TASK DATA:

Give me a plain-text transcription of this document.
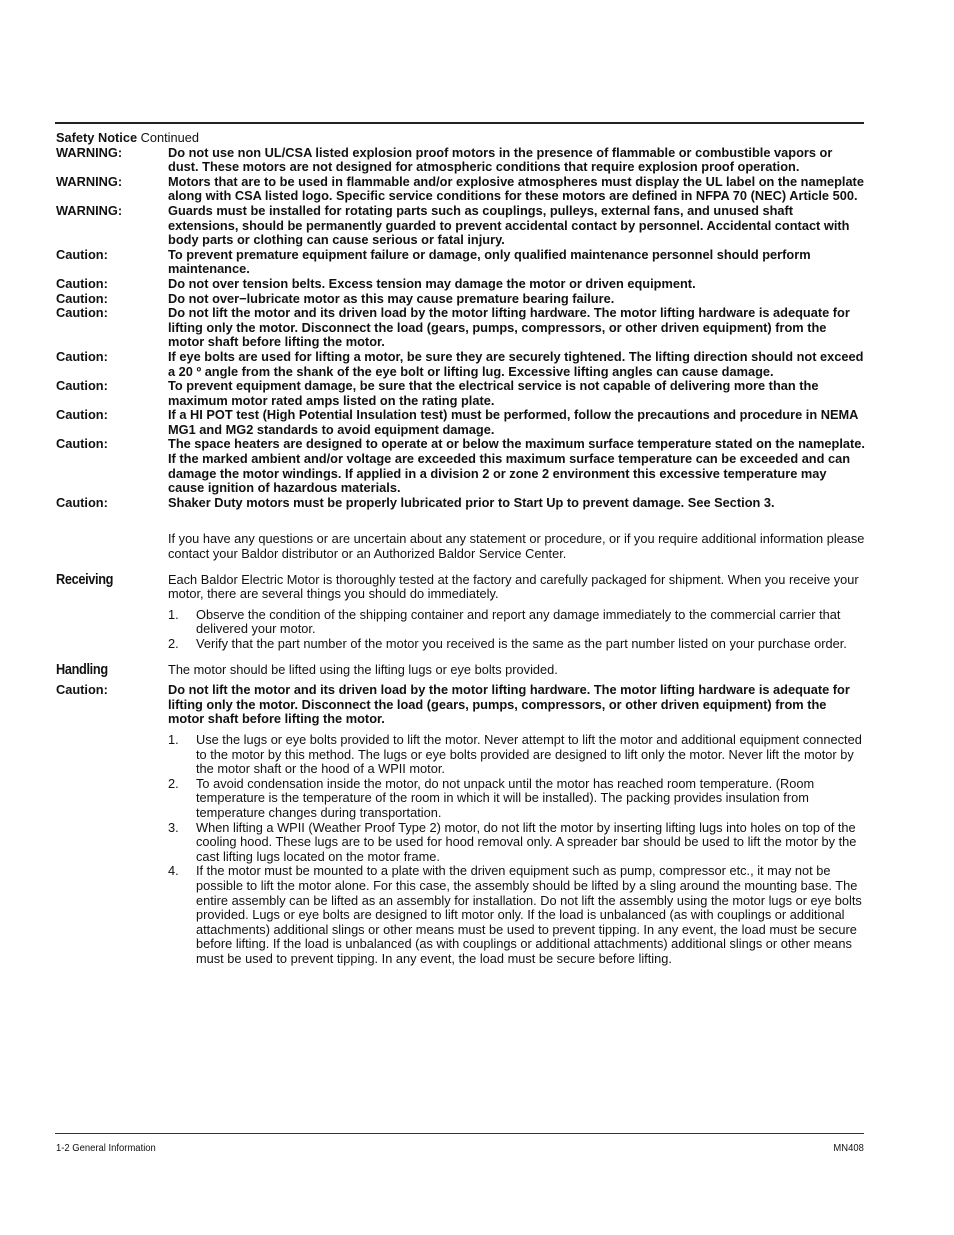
Safety Notice Continued

WARNING:	Do not use non UL/CSA listed explosion proof motors in the presence of flammable or combustible vapors or dust. These motors are not designed for atmospheric conditions that require explosion proof operation.
WARNING:	Motors that are to be used in flammable and/or explosive atmospheres must display the UL label on the nameplate along with CSA listed logo. Specific service conditions for these motors are defined in NFPA 70 (NEC) Article 500.
WARNING:	Guards must be installed for rotating parts such as couplings, pulleys, external fans, and unused shaft extensions, should be permanently guarded to prevent accidental contact by personnel. Accidental contact with body parts or clothing can cause serious or fatal injury.
Caution:	To prevent premature equipment failure or damage, only qualified maintenance personnel should perform maintenance.
Caution:	Do not over tension belts. Excess tension may damage the motor or driven equipment.
Caution:	Do not over−lubricate motor as this may cause premature bearing failure.
Caution:	Do not lift the motor and its driven load by the motor lifting hardware. The motor lifting hardware is adequate for lifting only the motor. Disconnect the load (gears, pumps, compressors, or other driven equipment) from the motor shaft before lifting the motor.
Caution:	If eye bolts are used for lifting a motor, be sure they are securely tightened. The lifting direction should not exceed a 20 º angle from the shank of the eye bolt or lifting lug. Excessive lifting angles can cause damage.
Caution:	To prevent equipment damage, be sure that the electrical service is not capable of delivering more than the maximum motor rated amps listed on the rating plate.
Caution:	If a HI POT test (High Potential Insulation test) must be performed, follow the precautions and procedure in NEMA MG1 and MG2 standards to avoid equipment damage.
Caution:	The space heaters are designed to operate at or below the maximum surface temperature stated on the nameplate. If the marked ambient and/or voltage are exceeded this maximum surface temperature can be exceeded and can damage the motor windings. If applied in a division 2 or zone 2 environment this excessive temperature may cause ignition of hazardous materials.
Caution:	Shaker Duty motors must be properly lubricated prior to Start Up to prevent damage. See Section 3.
If you have any questions or are uncertain about any statement or procedure, or if you require additional information please contact your Baldor distributor or an Authorized Baldor Service Center.
Receiving	Each Baldor Electric Motor is thoroughly tested at the factory and carefully packaged for shipment. When you receive your motor, there are several things you should do immediately.
1.	Observe the condition of the shipping container and report any damage immediately to the commercial carrier that delivered your motor.
2.	Verify that the part number of the motor you received is the same as the part number listed on your purchase order.
Handling	The motor should be lifted using the lifting lugs or eye bolts provided.
Caution:	Do not lift the motor and its driven load by the motor lifting hardware. The motor lifting hardware is adequate for lifting only the motor. Disconnect the load (gears, pumps, compressors, or other driven equipment) from the motor shaft before lifting the motor.
1.	Use the lugs or eye bolts provided to lift the motor. Never attempt to lift the motor and additional equipment connected to the motor by this method. The lugs or eye bolts provided are designed to lift only the motor. Never lift the motor by the motor shaft or the hood of a WPII motor.
2.	To avoid condensation inside the motor, do not unpack until the motor has reached room temperature. (Room temperature is the temperature of the room in which it will be installed). The packing provides insulation from temperature changes during transportation.
3.	When lifting a WPII (Weather Proof Type 2) motor, do not lift the motor by inserting lifting lugs into holes on top of the cooling hood. These lugs are to be used for hood removal only. A spreader bar should be used to lift the motor by the cast lifting lugs located on the motor frame.
4.	If the motor must be mounted to a plate with the driven equipment such as pump, compressor etc., it may not be possible to lift the motor alone. For this case, the assembly should be lifted by a sling around the mounting base. The entire assembly can be lifted as an assembly for installation. Do not lift the assembly using the motor lugs or eye bolts provided. Lugs or eye bolts are designed to lift motor only. If the load is unbalanced (as with couplings or additional attachments) additional slings or other means must be used to prevent tipping. In any event, the load must be secure before lifting. If the load is unbalanced (as with couplings or additional attachments) additional slings or other means must be used to prevent tipping. In any event, the load must be secure before lifting.
1-2 General Information	MN408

EXERCISE DETAILS: Extract all lines from the data in which "Baldor" is found.

TASK ANSWER:
If you have any questions or are uncertain about any statement or procedure, or if you require additional information please contact your Baldor distributor or an Authorized Baldor Service Center.
Receiving	Each Baldor Electric Motor is thoroughly tested at the factory and carefully packaged for shipment. When you receive your motor, there are several things you should do immediately.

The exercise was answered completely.